GOAL
Below are some entries. Work out how many of their lines hold the word "Gegenden", and write that number alone.

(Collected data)
** start **
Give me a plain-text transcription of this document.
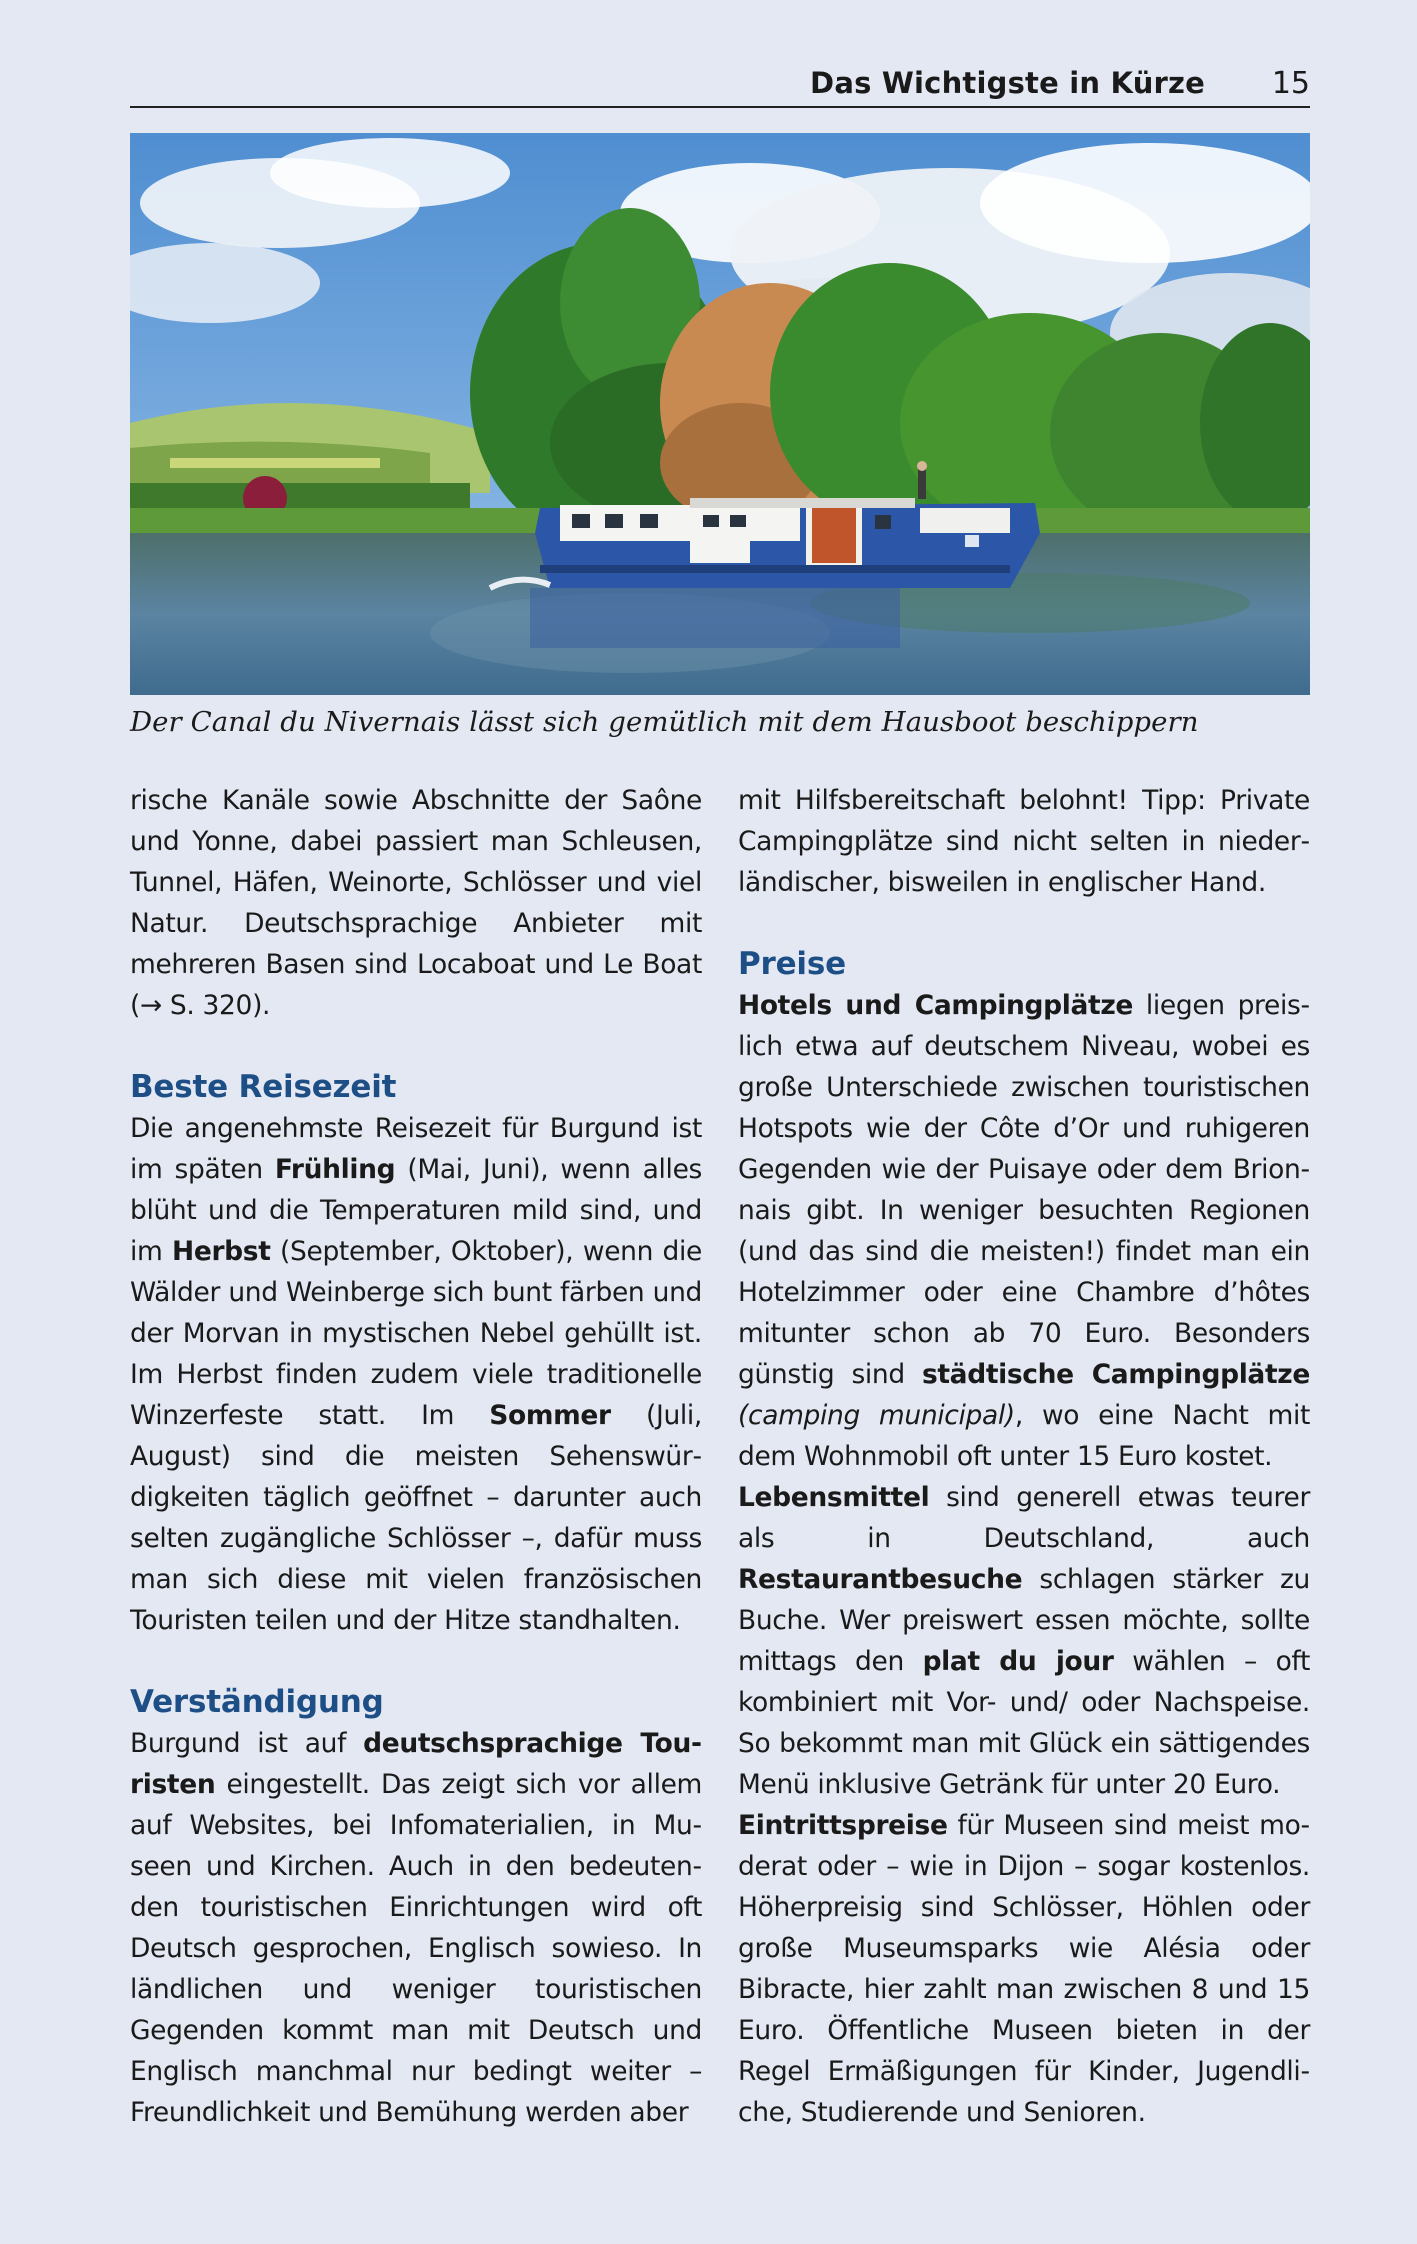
Das Wichtigste in Kürze 15
Der Canal du Nivernais lässt sich gemütlich mit dem Hausboot beschippern

rische Kanäle sowie Abschnitte der Saône und Yonne, dabei passiert man Schleusen, Tunnel, Häfen, Weinorte, Schlösser und viel Natur. Deutschsprachige Anbieter mit mehreren Basen sind Locaboat und Le Boat (→ S. 320).

Beste Reisezeit

Die angenehmste Reisezeit für Burgund ist im späten Frühling (Mai, Juni), wenn alles blüht und die Temperaturen mild sind, und im Herbst (September, Oktober), wenn die Wälder und Weinberge sich bunt färben und der Morvan in mystischen Nebel gehüllt ist. Im Herbst finden zudem viele traditionelle Winzerfeste statt. Im Sommer (Juli, August) sind die meisten Sehenswürdigkeiten täglich geöffnet – darunter auch selten zugängliche Schlösser –, dafür muss man sich diese mit vielen französischen Touristen teilen und der Hitze standhalten.

Verständigung

Burgund ist auf deutschsprachige Touristen eingestellt. Das zeigt sich vor allem auf Websites, bei Infomaterialien, in Museen und Kirchen. Auch in den bedeutenden touristischen Einrichtungen wird oft Deutsch gesprochen, Englisch sowieso. In ländlichen und weniger touristischen Gegenden kommt man mit Deutsch und Englisch manchmal nur bedingt weiter – Freundlichkeit und Bemühung werden aber

mit Hilfsbereitschaft belohnt! Tipp: Private Campingplätze sind nicht selten in niederländischer, bisweilen in englischer Hand.

Preise

Hotels und Campingplätze liegen preislich etwa auf deutschem Niveau, wobei es große Unterschiede zwischen touristischen Hotspots wie der Côte d’Or und ruhigeren Gegenden wie der Puisaye oder dem Brionnais gibt. In weniger besuchten Regionen (und das sind die meisten!) findet man ein Hotelzimmer oder eine Chambre d’hôtes mitunter schon ab 70 Euro. Besonders günstig sind städtische Campingplätze (camping municipal), wo eine Nacht mit dem Wohnmobil oft unter 15 Euro kostet.

Lebensmittel sind generell etwas teurer als in Deutschland, auch Restaurantbesuche schlagen stärker zu Buche. Wer preiswert essen möchte, sollte mittags den plat du jour wählen – oft kombiniert mit Vor- und/ oder Nachspeise. So bekommt man mit Glück ein sättigendes Menü inklusive Getränk für unter 20 Euro.

Eintrittspreise für Museen sind meist moderat oder – wie in Dijon – sogar kostenlos. Höherpreisig sind Schlösser, Höhlen oder große Museumsparks wie Alésia oder Bibracte, hier zahlt man zwischen 8 und 15 Euro. Öffentliche Museen bieten in der Regel Ermäßigungen für Kinder, Jugendliche, Studierende und Senioren.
** end **
ANSWER FOR THIS EXERCISE
2